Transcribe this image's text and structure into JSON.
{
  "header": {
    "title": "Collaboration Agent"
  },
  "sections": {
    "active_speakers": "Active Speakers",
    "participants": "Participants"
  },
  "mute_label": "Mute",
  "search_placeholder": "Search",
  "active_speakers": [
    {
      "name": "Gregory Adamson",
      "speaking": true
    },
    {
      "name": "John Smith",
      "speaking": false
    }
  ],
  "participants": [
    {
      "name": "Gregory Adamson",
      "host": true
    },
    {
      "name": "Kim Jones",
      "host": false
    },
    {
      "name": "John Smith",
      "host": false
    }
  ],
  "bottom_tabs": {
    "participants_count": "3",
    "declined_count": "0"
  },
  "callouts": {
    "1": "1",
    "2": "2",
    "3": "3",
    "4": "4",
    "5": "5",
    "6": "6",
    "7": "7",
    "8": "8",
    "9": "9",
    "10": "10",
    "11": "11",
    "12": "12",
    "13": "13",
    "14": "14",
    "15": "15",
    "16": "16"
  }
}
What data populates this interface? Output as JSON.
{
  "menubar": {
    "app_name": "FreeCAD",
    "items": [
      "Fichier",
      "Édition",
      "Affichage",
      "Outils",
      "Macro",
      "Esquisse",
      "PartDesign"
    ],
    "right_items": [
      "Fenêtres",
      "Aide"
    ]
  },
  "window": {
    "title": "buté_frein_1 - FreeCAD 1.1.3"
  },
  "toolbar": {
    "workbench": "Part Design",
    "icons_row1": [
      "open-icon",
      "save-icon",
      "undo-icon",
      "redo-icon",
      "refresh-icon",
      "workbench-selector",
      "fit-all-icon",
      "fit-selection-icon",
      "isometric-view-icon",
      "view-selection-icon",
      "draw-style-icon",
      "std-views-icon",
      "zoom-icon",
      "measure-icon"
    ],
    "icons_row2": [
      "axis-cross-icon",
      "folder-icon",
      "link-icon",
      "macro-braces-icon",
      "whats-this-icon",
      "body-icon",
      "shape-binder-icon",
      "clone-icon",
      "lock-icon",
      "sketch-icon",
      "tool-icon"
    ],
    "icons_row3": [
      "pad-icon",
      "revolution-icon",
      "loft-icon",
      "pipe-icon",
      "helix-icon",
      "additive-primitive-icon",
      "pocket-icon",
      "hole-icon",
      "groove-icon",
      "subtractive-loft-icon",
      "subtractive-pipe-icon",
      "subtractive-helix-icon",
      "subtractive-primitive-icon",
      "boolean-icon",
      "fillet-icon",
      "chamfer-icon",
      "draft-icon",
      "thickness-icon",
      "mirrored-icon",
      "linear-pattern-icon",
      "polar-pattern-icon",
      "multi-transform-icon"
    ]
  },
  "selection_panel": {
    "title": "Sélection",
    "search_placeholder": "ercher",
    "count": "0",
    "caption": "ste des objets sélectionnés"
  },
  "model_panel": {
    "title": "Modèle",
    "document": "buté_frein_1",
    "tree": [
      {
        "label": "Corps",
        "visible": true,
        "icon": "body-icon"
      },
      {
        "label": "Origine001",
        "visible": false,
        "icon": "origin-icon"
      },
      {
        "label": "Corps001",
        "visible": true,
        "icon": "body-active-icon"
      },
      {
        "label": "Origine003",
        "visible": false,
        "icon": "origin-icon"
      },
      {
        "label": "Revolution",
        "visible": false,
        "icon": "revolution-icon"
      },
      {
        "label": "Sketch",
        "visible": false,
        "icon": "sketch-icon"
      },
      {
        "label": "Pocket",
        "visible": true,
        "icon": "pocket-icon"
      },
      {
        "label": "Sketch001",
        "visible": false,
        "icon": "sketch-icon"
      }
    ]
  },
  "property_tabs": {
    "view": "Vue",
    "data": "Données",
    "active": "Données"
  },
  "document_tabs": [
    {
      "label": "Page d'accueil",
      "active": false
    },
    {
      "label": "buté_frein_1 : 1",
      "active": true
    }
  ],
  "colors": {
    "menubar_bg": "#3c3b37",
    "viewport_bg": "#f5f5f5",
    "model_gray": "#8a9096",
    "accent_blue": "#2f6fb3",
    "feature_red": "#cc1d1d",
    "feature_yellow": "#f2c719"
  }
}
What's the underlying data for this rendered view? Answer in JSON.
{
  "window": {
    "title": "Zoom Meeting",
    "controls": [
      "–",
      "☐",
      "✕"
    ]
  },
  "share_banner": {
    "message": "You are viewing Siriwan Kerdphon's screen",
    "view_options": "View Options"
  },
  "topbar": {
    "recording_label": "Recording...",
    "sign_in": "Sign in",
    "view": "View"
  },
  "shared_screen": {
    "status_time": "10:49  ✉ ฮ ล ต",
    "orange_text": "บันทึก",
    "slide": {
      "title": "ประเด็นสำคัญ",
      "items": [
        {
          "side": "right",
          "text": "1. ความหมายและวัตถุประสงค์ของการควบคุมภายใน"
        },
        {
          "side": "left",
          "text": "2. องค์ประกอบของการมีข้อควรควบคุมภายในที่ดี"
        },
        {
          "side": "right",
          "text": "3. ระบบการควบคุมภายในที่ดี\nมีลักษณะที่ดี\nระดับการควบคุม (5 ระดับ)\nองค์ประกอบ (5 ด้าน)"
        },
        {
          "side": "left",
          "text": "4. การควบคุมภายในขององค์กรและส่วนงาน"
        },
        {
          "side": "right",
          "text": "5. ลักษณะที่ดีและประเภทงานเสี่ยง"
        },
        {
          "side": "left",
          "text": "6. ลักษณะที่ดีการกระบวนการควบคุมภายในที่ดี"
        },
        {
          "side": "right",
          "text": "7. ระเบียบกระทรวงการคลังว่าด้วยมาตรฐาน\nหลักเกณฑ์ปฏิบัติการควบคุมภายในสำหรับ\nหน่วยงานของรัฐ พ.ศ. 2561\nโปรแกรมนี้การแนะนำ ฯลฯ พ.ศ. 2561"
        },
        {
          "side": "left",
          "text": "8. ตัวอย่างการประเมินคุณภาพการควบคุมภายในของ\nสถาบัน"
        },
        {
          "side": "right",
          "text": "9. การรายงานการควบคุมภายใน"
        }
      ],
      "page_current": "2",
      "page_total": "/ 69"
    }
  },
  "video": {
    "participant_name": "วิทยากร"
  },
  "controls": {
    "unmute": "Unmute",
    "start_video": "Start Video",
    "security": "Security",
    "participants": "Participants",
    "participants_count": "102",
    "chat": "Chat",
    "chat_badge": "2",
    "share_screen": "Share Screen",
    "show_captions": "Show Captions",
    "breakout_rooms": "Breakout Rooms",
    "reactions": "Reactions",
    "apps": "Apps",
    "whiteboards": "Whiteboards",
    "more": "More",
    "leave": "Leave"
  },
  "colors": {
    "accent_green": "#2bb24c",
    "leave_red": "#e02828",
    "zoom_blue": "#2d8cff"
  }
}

# DESCRIPTION OF THE TASK
Identify and copy the lines holding the word "มภายในท".

# IN RESPONSE
          "text": "2. องค์ประกอบของการมีข้อควรควบคุมภายในที่ดี"
          "text": "3. ระบบการควบคุมภายในที่ดี\nมีลักษณะที่ดี\nระดับการควบคุม (5 ระดับ)\nองค์ประกอบ (5 ด้าน)"
          "text": "6. ลักษณะที่ดีการกระบวนการควบคุมภายในที่ดี"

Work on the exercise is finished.